# [TASK]
Nothing may be dropped or altered: reproduce all the data.

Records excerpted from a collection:
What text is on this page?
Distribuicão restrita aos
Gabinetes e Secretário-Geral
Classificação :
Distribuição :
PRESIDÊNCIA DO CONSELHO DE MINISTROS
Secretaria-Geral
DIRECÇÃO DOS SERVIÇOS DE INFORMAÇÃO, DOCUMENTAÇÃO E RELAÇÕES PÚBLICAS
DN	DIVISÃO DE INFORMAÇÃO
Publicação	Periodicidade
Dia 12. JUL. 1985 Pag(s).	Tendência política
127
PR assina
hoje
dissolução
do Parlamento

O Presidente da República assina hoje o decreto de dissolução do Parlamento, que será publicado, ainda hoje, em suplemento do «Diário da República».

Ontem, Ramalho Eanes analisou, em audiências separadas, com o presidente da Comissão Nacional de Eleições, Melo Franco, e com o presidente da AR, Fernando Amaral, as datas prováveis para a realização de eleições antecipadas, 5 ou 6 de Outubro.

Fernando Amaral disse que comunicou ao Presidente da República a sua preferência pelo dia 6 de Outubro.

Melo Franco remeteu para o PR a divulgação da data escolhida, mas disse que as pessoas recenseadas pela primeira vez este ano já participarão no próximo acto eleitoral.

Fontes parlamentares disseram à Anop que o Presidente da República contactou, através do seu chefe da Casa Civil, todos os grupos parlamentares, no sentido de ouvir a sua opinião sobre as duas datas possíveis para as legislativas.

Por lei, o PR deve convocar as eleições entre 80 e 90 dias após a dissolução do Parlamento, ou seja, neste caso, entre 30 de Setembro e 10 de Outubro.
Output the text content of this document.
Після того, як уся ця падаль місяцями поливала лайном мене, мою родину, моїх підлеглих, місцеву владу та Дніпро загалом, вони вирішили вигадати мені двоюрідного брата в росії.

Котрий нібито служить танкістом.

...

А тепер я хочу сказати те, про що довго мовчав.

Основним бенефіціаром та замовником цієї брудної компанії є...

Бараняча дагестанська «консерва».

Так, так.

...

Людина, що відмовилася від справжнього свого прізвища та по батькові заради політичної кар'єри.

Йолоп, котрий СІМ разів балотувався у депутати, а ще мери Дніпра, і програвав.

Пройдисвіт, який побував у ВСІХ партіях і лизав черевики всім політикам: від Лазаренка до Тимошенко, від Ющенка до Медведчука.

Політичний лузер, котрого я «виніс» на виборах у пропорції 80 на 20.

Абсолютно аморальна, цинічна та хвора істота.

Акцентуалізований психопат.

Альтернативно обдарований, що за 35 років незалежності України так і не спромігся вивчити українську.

# [TASK RESPONSE]
What text is on this page?
Distribuicão restrita aos
Gabinetes e Secretário-Geral
Classificação :
Distribuição :
PRESIDÊNCIA DO CONSELHO DE MINISTROS
Secretaria-Geral
DIRECÇÃO DOS SERVIÇOS DE INFORMAÇÃO, DOCUMENTAÇÃO E RELAÇÕES PÚBLICAS
DN	DIVISÃO DE INFORMAÇÃO
Publicação	Periodicidade
Dia 12. JUL. 1985 Pag(s).	Tendência política
127
PR assina
hoje
dissolução
do Parlamento

O Presidente da República assina hoje o decreto de dissolução do Parlamento, que será publicado, ainda hoje, em suplemento do «Diário da República».

Ontem, Ramalho Eanes analisou, em audiências separadas, com o presidente da Comissão Nacional de Eleições, Melo Franco, e com o presidente da AR, Fernando Amaral, as datas prováveis para a realização de eleições antecipadas, 5 ou 6 de Outubro.

Fernando Amaral disse que comunicou ao Presidente da República a sua preferência pelo dia 6 de Outubro.

Melo Franco remeteu para o PR a divulgação da data escolhida, mas disse que as pessoas recenseadas pela primeira vez este ano já participarão no próximo acto eleitoral.

Fontes parlamentares disseram à Anop que o Presidente da República contactou, através do seu chefe da Casa Civil, todos os grupos parlamentares, no sentido de ouvir a sua opinião sobre as duas datas possíveis para as legislativas.

Por lei, o PR deve convocar as eleições entre 80 e 90 dias após a dissolução do Parlamento, ou seja, neste caso, entre 30 de Setembro e 10 de Outubro.
Output the text content of this document.
Після того, як уся ця падаль місяцями поливала лайном мене, мою родину, моїх підлеглих, місцеву владу та Дніпро загалом, вони вирішили вигадати мені двоюрідного брата в росії.

Котрий нібито служить танкістом.

...

А тепер я хочу сказати те, про що довго мовчав.

Основним бенефіціаром та замовником цієї брудної компанії є...

Бараняча дагестанська «консерва».

Так, так.

...

Людина, що відмовилася від справжнього свого прізвища та по батькові заради політичної кар'єри.

Йолоп, котрий СІМ разів балотувався у депутати, а ще мери Дніпра, і програвав.

Пройдисвіт, який побував у ВСІХ партіях і лизав черевики всім політикам: від Лазаренка до Тимошенко, від Ющенка до Медведчука.

Політичний лузер, котрого я «виніс» на виборах у пропорції 80 на 20.

Абсолютно аморальна, цинічна та хвора істота.

Акцентуалізований психопат.

Альтернативно обдарований, що за 35 років незалежності України так і не спромігся вивчити українську.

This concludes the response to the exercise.